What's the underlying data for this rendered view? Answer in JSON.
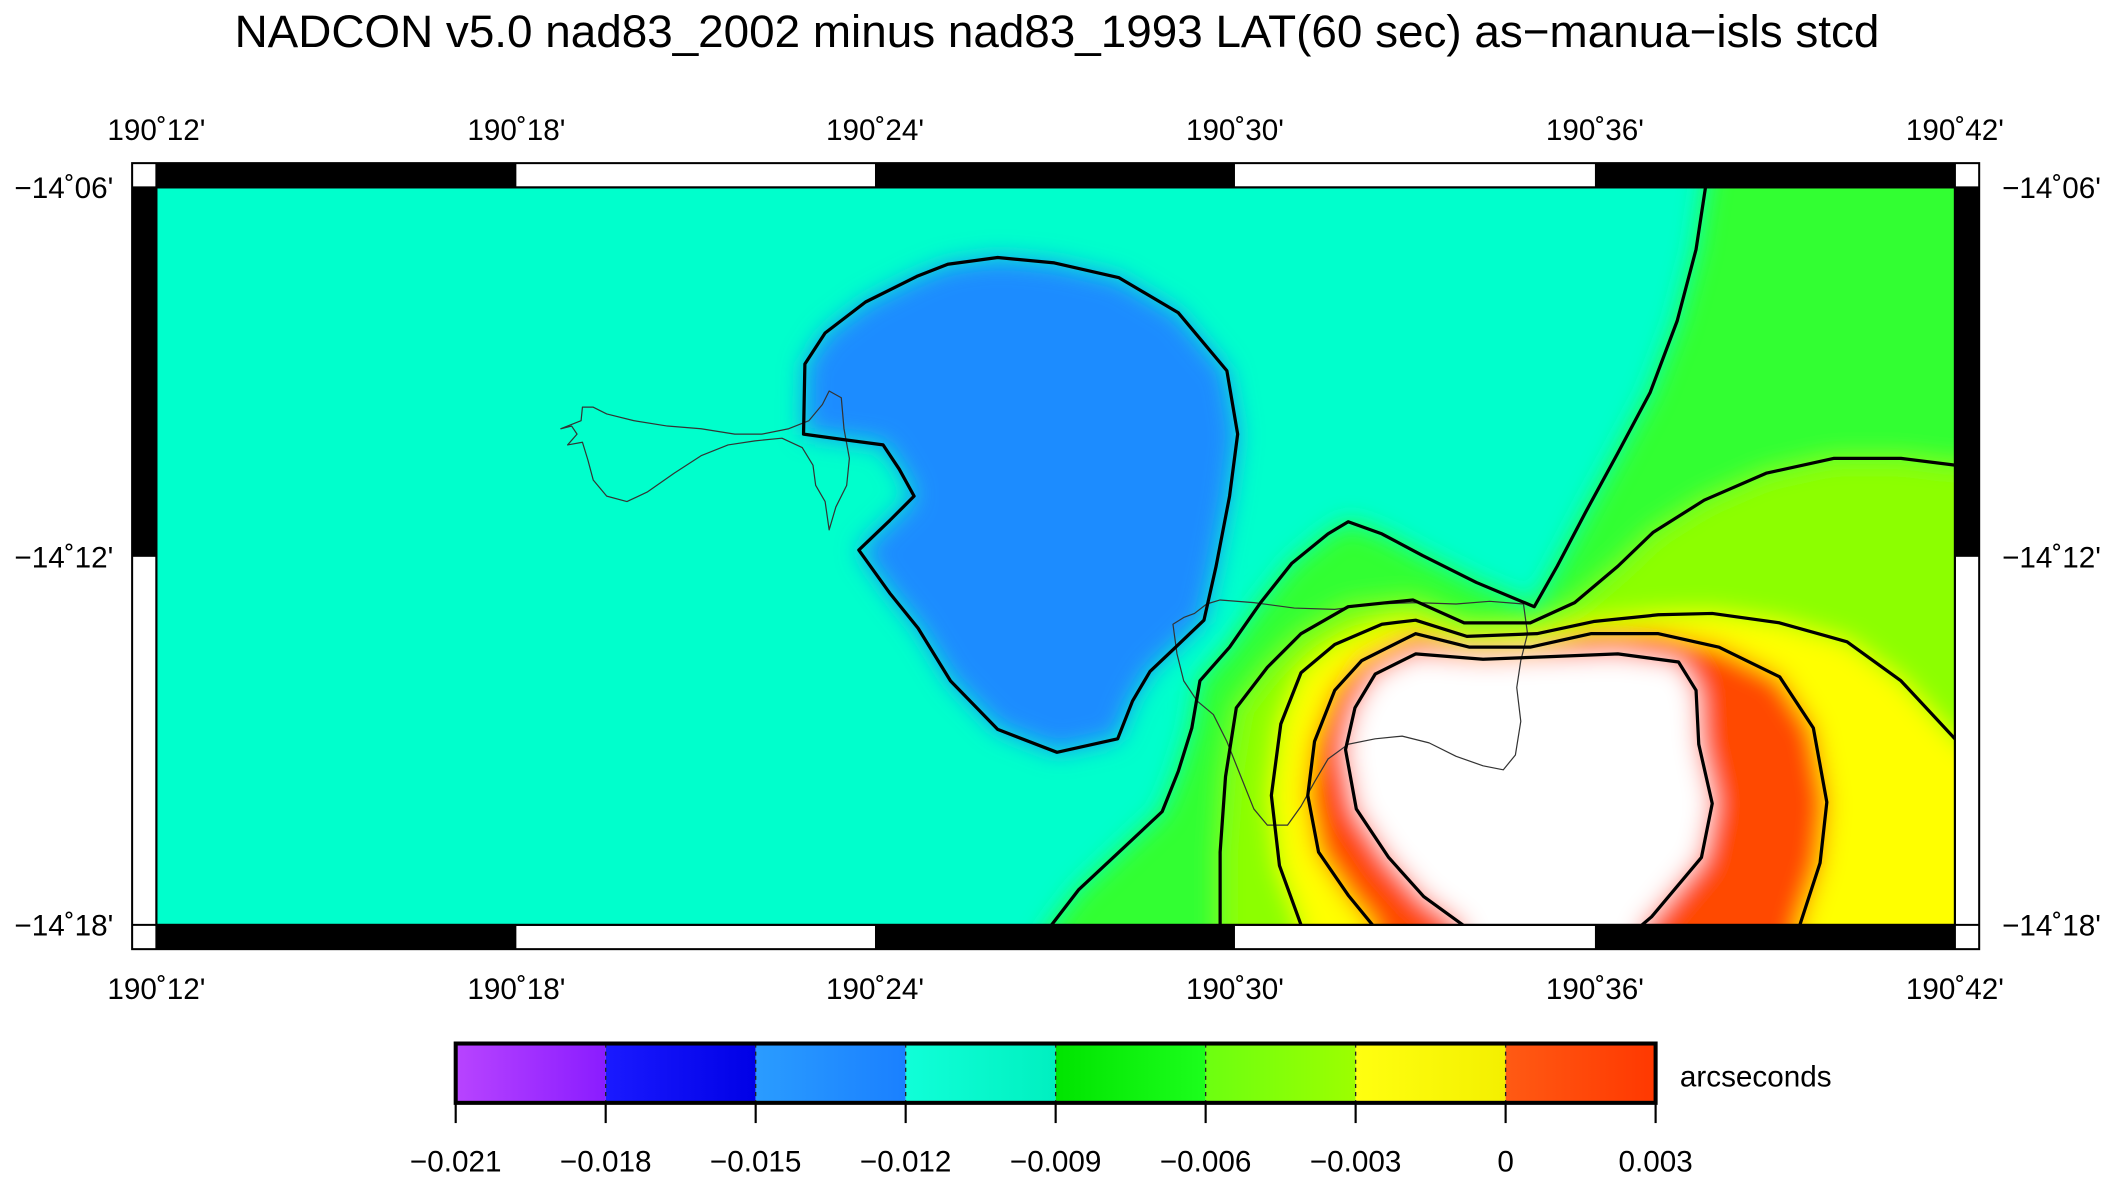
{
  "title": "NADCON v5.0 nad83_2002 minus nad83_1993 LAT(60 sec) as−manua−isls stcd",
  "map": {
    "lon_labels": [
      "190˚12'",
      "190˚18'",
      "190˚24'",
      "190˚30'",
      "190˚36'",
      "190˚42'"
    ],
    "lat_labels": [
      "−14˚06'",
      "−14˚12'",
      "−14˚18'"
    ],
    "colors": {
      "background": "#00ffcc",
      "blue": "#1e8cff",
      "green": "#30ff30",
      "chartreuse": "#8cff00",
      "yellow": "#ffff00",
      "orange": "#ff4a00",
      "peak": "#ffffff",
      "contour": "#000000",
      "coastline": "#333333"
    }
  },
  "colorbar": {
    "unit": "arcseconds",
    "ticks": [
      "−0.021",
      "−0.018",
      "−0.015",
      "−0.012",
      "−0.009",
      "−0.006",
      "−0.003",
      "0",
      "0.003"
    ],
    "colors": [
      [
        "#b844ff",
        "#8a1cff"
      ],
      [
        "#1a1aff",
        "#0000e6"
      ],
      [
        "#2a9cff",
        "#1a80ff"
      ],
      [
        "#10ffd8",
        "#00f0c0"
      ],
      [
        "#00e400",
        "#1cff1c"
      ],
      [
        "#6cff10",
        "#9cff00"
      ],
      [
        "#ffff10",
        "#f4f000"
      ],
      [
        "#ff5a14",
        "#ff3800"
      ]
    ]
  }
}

- - - -

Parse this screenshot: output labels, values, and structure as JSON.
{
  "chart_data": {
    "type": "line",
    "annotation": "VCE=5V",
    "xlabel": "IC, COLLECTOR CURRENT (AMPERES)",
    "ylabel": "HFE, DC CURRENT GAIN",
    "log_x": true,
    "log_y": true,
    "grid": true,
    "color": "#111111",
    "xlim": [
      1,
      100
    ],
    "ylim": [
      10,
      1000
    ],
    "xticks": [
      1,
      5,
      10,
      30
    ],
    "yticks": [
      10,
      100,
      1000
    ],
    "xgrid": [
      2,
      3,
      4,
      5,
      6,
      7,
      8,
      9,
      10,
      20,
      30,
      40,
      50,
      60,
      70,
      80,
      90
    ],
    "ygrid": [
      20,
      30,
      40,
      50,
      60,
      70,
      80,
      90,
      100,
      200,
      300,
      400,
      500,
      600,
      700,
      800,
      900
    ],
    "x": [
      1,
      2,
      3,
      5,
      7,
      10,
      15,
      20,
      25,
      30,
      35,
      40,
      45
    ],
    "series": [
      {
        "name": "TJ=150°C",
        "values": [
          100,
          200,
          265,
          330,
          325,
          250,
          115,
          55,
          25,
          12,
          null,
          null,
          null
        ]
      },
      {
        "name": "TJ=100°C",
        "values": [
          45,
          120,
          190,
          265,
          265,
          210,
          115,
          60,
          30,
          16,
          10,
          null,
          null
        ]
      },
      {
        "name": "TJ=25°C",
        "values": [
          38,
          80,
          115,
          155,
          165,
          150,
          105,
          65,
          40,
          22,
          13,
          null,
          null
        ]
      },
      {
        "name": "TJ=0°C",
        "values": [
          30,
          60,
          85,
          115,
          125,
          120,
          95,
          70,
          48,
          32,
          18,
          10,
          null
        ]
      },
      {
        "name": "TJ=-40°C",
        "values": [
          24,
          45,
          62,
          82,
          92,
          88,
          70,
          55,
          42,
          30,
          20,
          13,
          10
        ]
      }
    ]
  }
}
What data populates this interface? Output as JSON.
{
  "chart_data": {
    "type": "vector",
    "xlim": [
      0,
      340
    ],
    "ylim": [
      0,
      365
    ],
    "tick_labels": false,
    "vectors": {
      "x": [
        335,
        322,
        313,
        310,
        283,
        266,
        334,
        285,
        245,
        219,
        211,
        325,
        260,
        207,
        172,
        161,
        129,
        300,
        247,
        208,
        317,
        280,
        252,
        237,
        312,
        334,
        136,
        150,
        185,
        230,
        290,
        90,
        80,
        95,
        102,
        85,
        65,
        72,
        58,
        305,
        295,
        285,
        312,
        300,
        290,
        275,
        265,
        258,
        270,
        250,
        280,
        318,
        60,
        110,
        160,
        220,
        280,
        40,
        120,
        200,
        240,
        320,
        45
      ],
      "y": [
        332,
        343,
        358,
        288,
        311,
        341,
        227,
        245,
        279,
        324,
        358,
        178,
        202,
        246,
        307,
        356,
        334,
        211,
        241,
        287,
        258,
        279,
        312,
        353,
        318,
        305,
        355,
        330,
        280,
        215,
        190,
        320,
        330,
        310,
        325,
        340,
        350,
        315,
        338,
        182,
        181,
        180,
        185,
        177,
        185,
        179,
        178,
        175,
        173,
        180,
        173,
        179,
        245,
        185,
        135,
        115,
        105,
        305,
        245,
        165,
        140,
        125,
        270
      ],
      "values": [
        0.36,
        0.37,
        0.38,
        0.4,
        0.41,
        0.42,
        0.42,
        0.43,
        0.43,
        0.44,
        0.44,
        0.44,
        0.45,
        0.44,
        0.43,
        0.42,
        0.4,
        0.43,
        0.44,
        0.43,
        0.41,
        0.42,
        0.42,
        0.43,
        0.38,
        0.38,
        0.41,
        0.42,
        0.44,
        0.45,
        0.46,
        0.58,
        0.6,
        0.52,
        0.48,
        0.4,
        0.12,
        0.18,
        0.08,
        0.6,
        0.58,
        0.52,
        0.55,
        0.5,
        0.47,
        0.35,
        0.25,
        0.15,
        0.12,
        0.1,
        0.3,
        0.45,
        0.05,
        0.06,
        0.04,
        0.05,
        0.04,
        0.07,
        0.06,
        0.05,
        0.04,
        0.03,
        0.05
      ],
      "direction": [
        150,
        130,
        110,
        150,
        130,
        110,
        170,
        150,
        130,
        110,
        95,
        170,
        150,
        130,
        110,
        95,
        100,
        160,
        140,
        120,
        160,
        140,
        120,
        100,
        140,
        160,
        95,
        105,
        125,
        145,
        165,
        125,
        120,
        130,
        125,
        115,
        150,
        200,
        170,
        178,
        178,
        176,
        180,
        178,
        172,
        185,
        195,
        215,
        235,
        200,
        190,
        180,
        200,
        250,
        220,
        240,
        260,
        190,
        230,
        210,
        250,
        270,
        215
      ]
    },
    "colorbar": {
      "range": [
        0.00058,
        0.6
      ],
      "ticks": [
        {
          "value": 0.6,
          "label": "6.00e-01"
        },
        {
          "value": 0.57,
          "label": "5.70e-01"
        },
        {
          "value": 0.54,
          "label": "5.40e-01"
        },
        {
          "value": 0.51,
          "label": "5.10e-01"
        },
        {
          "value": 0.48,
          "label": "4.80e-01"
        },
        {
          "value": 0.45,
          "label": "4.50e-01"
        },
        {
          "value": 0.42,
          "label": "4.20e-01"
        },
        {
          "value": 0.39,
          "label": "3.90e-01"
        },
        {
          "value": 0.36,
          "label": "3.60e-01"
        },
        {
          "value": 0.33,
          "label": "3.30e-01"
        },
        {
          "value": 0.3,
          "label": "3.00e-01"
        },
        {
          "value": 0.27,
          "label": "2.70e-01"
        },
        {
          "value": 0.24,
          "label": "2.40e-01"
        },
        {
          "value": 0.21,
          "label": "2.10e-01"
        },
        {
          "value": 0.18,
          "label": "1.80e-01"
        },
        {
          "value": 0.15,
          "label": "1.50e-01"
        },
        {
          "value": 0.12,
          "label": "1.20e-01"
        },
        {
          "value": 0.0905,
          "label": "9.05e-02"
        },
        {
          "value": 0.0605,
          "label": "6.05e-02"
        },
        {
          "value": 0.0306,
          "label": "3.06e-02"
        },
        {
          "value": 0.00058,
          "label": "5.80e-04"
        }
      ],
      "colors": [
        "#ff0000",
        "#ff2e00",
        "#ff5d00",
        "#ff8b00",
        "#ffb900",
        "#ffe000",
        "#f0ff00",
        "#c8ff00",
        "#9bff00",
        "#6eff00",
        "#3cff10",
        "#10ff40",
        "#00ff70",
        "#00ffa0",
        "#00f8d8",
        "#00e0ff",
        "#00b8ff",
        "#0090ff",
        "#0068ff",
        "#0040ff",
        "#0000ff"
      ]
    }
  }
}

- - - -

**DIRECTIVE:** Copy out all lines where the word "this" appears.

**WRITTEN ANSWER:**
What's the underlying data for this rendered view? Answer in JSON.
Parse this screenshot: output labels, values, and structure as JSON.
What data populates this interface? Output as JSON.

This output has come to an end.